%%
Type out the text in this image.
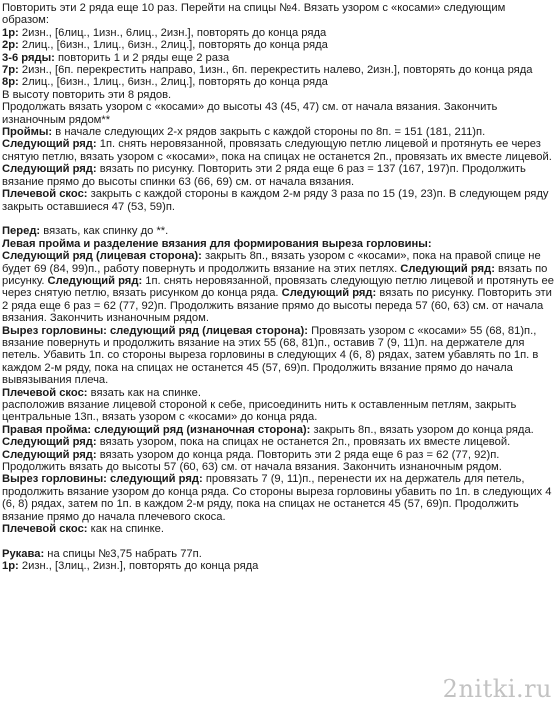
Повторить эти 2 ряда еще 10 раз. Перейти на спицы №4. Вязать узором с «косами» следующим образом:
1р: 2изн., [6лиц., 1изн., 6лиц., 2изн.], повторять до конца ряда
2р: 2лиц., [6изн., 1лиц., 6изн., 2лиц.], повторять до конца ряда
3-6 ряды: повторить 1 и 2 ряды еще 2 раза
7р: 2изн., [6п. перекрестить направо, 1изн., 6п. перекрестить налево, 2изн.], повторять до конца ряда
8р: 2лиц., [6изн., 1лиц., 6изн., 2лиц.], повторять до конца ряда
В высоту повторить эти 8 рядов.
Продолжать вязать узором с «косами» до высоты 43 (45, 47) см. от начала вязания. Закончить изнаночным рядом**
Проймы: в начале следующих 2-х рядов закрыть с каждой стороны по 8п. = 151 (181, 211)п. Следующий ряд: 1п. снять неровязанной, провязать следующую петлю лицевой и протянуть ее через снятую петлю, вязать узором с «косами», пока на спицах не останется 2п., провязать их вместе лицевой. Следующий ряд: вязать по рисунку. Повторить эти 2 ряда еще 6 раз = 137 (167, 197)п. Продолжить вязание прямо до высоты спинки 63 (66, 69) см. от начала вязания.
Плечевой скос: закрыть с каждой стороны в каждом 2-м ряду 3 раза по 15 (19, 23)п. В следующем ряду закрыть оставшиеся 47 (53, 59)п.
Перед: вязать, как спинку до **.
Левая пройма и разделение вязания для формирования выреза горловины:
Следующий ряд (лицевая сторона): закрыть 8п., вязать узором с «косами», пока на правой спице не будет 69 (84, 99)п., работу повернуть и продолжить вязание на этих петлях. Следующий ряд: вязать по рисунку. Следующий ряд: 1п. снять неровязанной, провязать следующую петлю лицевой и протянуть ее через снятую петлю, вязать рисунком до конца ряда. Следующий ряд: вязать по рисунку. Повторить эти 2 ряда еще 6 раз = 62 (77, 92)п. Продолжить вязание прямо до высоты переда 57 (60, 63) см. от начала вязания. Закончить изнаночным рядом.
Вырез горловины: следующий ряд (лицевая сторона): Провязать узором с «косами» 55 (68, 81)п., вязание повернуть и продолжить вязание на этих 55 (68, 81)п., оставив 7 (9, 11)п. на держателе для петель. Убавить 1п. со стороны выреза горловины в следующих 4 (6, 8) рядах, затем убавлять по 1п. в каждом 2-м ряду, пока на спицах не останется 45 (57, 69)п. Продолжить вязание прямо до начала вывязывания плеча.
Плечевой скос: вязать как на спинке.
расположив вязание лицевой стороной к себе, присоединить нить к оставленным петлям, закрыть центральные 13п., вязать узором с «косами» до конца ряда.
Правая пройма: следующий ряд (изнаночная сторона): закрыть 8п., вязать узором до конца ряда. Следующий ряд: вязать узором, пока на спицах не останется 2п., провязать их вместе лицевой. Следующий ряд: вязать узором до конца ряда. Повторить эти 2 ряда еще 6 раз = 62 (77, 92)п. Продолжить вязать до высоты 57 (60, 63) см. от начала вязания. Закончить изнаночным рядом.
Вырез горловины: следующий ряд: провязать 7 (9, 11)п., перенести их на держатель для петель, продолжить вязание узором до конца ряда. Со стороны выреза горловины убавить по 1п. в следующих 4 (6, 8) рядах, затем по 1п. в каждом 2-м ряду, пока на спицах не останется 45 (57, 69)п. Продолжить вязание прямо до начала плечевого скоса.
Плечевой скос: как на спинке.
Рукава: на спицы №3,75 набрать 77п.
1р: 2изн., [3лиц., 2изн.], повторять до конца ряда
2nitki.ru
%%
Transcribe the material exactly, leaving every picture out.

> _Expected answer_
Type out the text in this image.
Повторить эти 2 ряда еще 10 раз. Перейти на спицы №4. Вязать узором с «косами» следующим образом:
1р: 2изн., [6лиц., 1изн., 6лиц., 2изн.], повторять до конца ряда
2р: 2лиц., [6изн., 1лиц., 6изн., 2лиц.], повторять до конца ряда
3-6 ряды: повторить 1 и 2 ряды еще 2 раза
7р: 2изн., [6п. перекрестить направо, 1изн., 6п. перекрестить налево, 2изн.], повторять до конца ряда
8р: 2лиц., [6изн., 1лиц., 6изн., 2лиц.], повторять до конца ряда
В высоту повторить эти 8 рядов.
Продолжать вязать узором с «косами» до высоты 43 (45, 47) см. от начала вязания. Закончить изнаночным рядом**
Проймы: в начале следующих 2-х рядов закрыть с каждой стороны по 8п. = 151 (181, 211)п. Следующий ряд: 1п. снять неровязанной, провязать следующую петлю лицевой и протянуть ее через снятую петлю, вязать узором с «косами», пока на спицах не останется 2п., провязать их вместе лицевой. Следующий ряд: вязать по рисунку. Повторить эти 2 ряда еще 6 раз = 137 (167, 197)п. Продолжить вязание прямо до высоты спинки 63 (66, 69) см. от начала вязания.
Плечевой скос: закрыть с каждой стороны в каждом 2-м ряду 3 раза по 15 (19, 23)п. В следующем ряду закрыть оставшиеся 47 (53, 59)п.
Перед: вязать, как спинку до **.
Левая пройма и разделение вязания для формирования выреза горловины:
Следующий ряд (лицевая сторона): закрыть 8п., вязать узором с «косами», пока на правой спице не будет 69 (84, 99)п., работу повернуть и продолжить вязание на этих петлях. Следующий ряд: вязать по рисунку. Следующий ряд: 1п. снять неровязанной, провязать следующую петлю лицевой и протянуть ее через снятую петлю, вязать рисунком до конца ряда. Следующий ряд: вязать по рисунку. Повторить эти 2 ряда еще 6 раз = 62 (77, 92)п. Продолжить вязание прямо до высоты переда 57 (60, 63) см. от начала вязания. Закончить изнаночным рядом.
Вырез горловины: следующий ряд (лицевая сторона): Провязать узором с «косами» 55 (68, 81)п., вязание повернуть и продолжить вязание на этих 55 (68, 81)п., оставив 7 (9, 11)п. на держателе для петель. Убавить 1п. со стороны выреза горловины в следующих 4 (6, 8) рядах, затем убавлять по 1п. в каждом 2-м ряду, пока на спицах не останется 45 (57, 69)п. Продолжить вязание прямо до начала вывязывания плеча.
Плечевой скос: вязать как на спинке.
расположив вязание лицевой стороной к себе, присоединить нить к оставленным петлям, закрыть центральные 13п., вязать узором с «косами» до конца ряда.
Правая пройма: следующий ряд (изнаночная сторона): закрыть 8п., вязать узором до конца ряда. Следующий ряд: вязать узором, пока на спицах не останется 2п., провязать их вместе лицевой. Следующий ряд: вязать узором до конца ряда. Повторить эти 2 ряда еще 6 раз = 62 (77, 92)п. Продолжить вязать до высоты 57 (60, 63) см. от начала вязания. Закончить изнаночным рядом.
Вырез горловины: следующий ряд: провязать 7 (9, 11)п., перенести их на держатель для петель, продолжить вязание узором до конца ряда. Со стороны выреза горловины убавить по 1п. в следующих 4 (6, 8) рядах, затем по 1п. в каждом 2-м ряду, пока на спицах не останется 45 (57, 69)п. Продолжить вязание прямо до начала плечевого скоса.
Плечевой скос: как на спинке.
Рукава: на спицы №3,75 набрать 77п.
1р: 2изн., [3лиц., 2изн.], повторять до конца ряда
2nitki.ru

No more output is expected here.